Write the records below out in full, character for character, with no pictures.

+ + +

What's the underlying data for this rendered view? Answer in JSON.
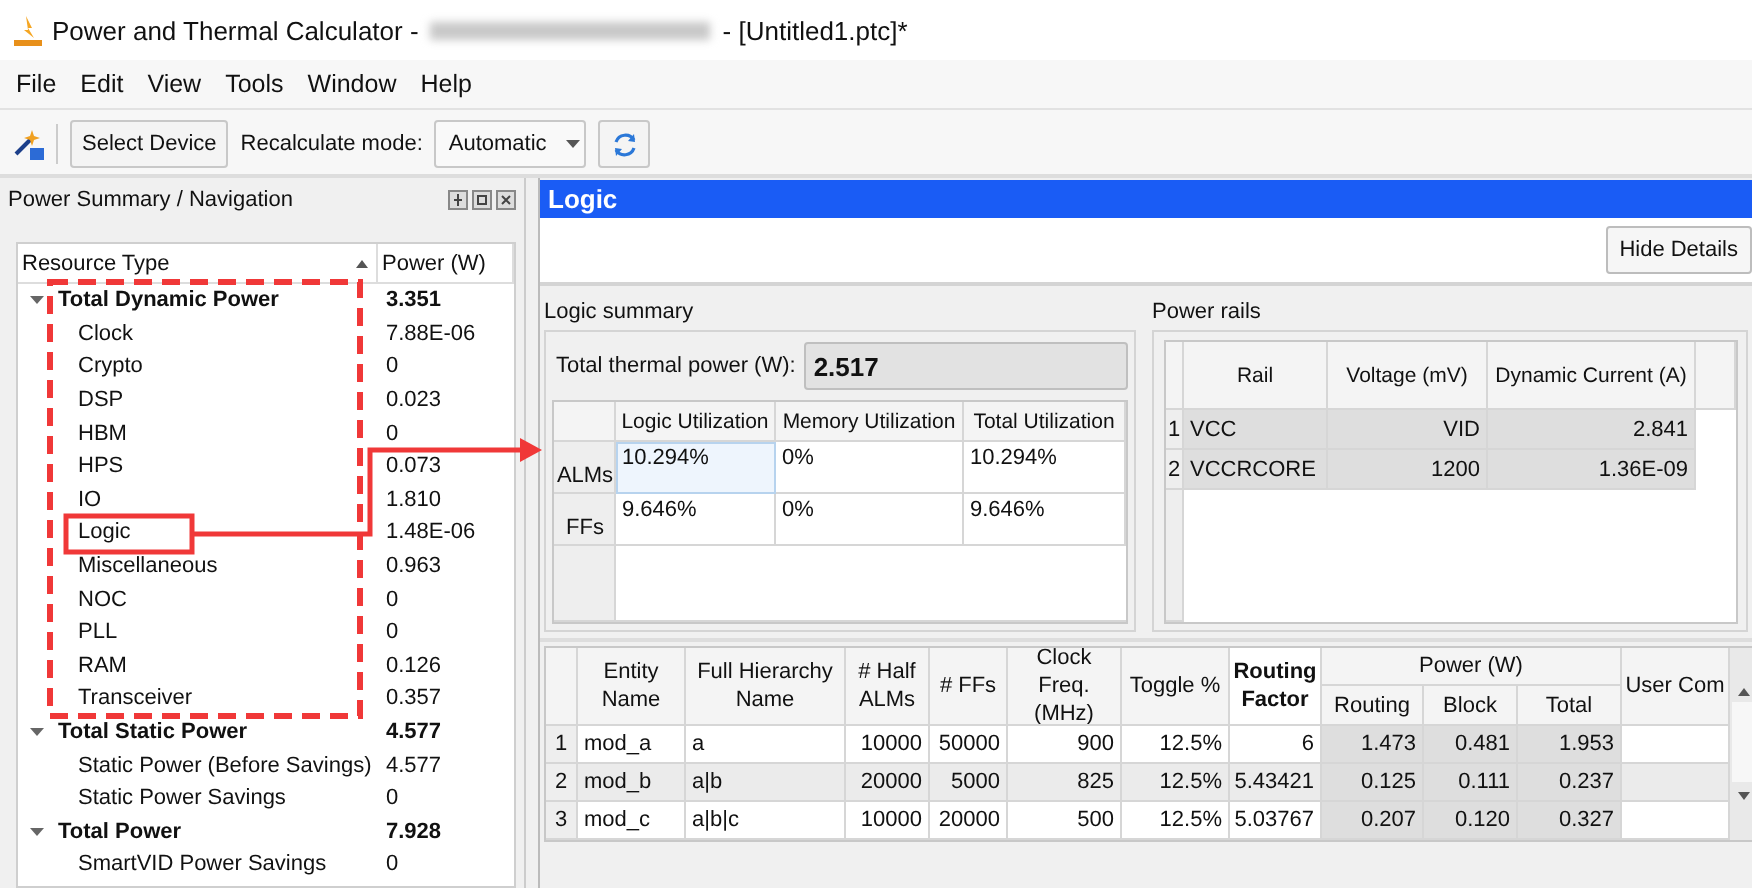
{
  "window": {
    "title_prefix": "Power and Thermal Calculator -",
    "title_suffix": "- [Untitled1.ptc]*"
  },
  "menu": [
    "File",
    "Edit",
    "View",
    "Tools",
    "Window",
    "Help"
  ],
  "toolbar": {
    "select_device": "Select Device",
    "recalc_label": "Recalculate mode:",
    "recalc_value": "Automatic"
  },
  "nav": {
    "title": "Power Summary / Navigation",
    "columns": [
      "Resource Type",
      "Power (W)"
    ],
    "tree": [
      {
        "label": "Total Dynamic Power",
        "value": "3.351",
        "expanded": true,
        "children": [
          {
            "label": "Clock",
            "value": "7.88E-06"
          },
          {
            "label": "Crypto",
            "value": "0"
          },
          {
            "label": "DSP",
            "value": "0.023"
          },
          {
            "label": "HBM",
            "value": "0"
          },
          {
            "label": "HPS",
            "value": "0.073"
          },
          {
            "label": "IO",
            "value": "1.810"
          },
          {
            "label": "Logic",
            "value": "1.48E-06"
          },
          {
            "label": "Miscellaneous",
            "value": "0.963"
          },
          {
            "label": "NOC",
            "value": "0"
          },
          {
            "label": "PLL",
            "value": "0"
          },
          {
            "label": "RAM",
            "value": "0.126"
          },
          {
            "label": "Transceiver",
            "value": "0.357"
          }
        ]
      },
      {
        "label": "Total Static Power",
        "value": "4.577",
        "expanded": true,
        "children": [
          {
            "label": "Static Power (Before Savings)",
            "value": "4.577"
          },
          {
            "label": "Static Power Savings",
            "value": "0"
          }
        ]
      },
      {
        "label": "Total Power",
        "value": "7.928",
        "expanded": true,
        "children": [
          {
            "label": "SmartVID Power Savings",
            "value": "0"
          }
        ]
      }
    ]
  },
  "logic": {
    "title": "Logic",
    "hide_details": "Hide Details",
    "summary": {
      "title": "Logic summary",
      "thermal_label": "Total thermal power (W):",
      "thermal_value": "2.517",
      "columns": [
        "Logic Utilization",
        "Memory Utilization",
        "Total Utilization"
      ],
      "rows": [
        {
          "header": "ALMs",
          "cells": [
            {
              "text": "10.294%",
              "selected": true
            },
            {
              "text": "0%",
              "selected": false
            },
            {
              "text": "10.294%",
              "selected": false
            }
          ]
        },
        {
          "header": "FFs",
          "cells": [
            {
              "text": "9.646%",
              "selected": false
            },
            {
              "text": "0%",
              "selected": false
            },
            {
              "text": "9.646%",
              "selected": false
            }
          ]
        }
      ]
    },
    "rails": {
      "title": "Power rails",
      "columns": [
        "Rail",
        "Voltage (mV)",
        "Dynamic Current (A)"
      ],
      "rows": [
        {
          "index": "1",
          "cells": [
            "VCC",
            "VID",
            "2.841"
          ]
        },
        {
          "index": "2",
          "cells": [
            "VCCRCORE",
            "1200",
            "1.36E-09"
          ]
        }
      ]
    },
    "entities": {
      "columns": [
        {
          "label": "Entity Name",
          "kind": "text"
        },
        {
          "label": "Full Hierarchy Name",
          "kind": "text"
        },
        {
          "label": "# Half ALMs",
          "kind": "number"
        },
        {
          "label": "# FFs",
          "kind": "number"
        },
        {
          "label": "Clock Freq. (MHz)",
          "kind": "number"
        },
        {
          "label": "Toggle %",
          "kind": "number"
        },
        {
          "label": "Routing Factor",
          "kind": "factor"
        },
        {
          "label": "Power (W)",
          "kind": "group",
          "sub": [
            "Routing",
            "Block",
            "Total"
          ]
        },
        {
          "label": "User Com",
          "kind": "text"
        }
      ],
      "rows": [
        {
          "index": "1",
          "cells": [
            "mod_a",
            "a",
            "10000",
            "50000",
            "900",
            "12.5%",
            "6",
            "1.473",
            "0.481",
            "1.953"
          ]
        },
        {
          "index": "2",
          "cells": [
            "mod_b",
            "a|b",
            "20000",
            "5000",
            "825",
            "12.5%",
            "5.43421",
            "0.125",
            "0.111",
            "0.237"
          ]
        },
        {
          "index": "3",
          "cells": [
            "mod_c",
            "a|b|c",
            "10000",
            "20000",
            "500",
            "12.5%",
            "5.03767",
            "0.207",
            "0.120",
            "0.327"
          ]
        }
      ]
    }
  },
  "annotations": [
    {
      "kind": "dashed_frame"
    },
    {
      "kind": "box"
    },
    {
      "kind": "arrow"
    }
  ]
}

+ + +

▸ **Answer to this task**:
What's the underlying data for this rendered view? Answer in JSON.
{
  "window": {
    "title_prefix": "Power and Thermal Calculator -",
    "title_suffix": "- [Untitled1.ptc]*"
  },
  "menu": [
    "File",
    "Edit",
    "View",
    "Tools",
    "Window",
    "Help"
  ],
  "toolbar": {
    "select_device": "Select Device",
    "recalc_label": "Recalculate mode:",
    "recalc_value": "Automatic"
  },
  "nav": {
    "title": "Power Summary / Navigation",
    "columns": [
      "Resource Type",
      "Power (W)"
    ],
    "tree": [
      {
        "label": "Total Dynamic Power",
        "value": "3.351",
        "expanded": true,
        "children": [
          {
            "label": "Clock",
            "value": "7.88E-06"
          },
          {
            "label": "Crypto",
            "value": "0"
          },
          {
            "label": "DSP",
            "value": "0.023"
          },
          {
            "label": "HBM",
            "value": "0"
          },
          {
            "label": "HPS",
            "value": "0.073"
          },
          {
            "label": "IO",
            "value": "1.810"
          },
          {
            "label": "Logic",
            "value": "1.48E-06"
          },
          {
            "label": "Miscellaneous",
            "value": "0.963"
          },
          {
            "label": "NOC",
            "value": "0"
          },
          {
            "label": "PLL",
            "value": "0"
          },
          {
            "label": "RAM",
            "value": "0.126"
          },
          {
            "label": "Transceiver",
            "value": "0.357"
          }
        ]
      },
      {
        "label": "Total Static Power",
        "value": "4.577",
        "expanded": true,
        "children": [
          {
            "label": "Static Power (Before Savings)",
            "value": "4.577"
          },
          {
            "label": "Static Power Savings",
            "value": "0"
          }
        ]
      },
      {
        "label": "Total Power",
        "value": "7.928",
        "expanded": true,
        "children": [
          {
            "label": "SmartVID Power Savings",
            "value": "0"
          }
        ]
      }
    ]
  },
  "logic": {
    "title": "Logic",
    "hide_details": "Hide Details",
    "summary": {
      "title": "Logic summary",
      "thermal_label": "Total thermal power (W):",
      "thermal_value": "2.517",
      "columns": [
        "Logic Utilization",
        "Memory Utilization",
        "Total Utilization"
      ],
      "rows": [
        {
          "header": "ALMs",
          "cells": [
            {
              "text": "10.294%",
              "selected": true
            },
            {
              "text": "0%",
              "selected": false
            },
            {
              "text": "10.294%",
              "selected": false
            }
          ]
        },
        {
          "header": "FFs",
          "cells": [
            {
              "text": "9.646%",
              "selected": false
            },
            {
              "text": "0%",
              "selected": false
            },
            {
              "text": "9.646%",
              "selected": false
            }
          ]
        }
      ]
    },
    "rails": {
      "title": "Power rails",
      "columns": [
        "Rail",
        "Voltage (mV)",
        "Dynamic Current (A)"
      ],
      "rows": [
        {
          "index": "1",
          "cells": [
            "VCC",
            "VID",
            "2.841"
          ]
        },
        {
          "index": "2",
          "cells": [
            "VCCRCORE",
            "1200",
            "1.36E-09"
          ]
        }
      ]
    },
    "entities": {
      "columns": [
        {
          "label": "Entity Name",
          "kind": "text"
        },
        {
          "label": "Full Hierarchy Name",
          "kind": "text"
        },
        {
          "label": "# Half ALMs",
          "kind": "number"
        },
        {
          "label": "# FFs",
          "kind": "number"
        },
        {
          "label": "Clock Freq. (MHz)",
          "kind": "number"
        },
        {
          "label": "Toggle %",
          "kind": "number"
        },
        {
          "label": "Routing Factor",
          "kind": "factor"
        },
        {
          "label": "Power (W)",
          "kind": "group",
          "sub": [
            "Routing",
            "Block",
            "Total"
          ]
        },
        {
          "label": "User Com",
          "kind": "text"
        }
      ],
      "rows": [
        {
          "index": "1",
          "cells": [
            "mod_a",
            "a",
            "10000",
            "50000",
            "900",
            "12.5%",
            "6",
            "1.473",
            "0.481",
            "1.953"
          ]
        },
        {
          "index": "2",
          "cells": [
            "mod_b",
            "a|b",
            "20000",
            "5000",
            "825",
            "12.5%",
            "5.43421",
            "0.125",
            "0.111",
            "0.237"
          ]
        },
        {
          "index": "3",
          "cells": [
            "mod_c",
            "a|b|c",
            "10000",
            "20000",
            "500",
            "12.5%",
            "5.03767",
            "0.207",
            "0.120",
            "0.327"
          ]
        }
      ]
    }
  },
  "annotations": [
    {
      "kind": "dashed_frame"
    },
    {
      "kind": "box"
    },
    {
      "kind": "arrow"
    }
  ]
}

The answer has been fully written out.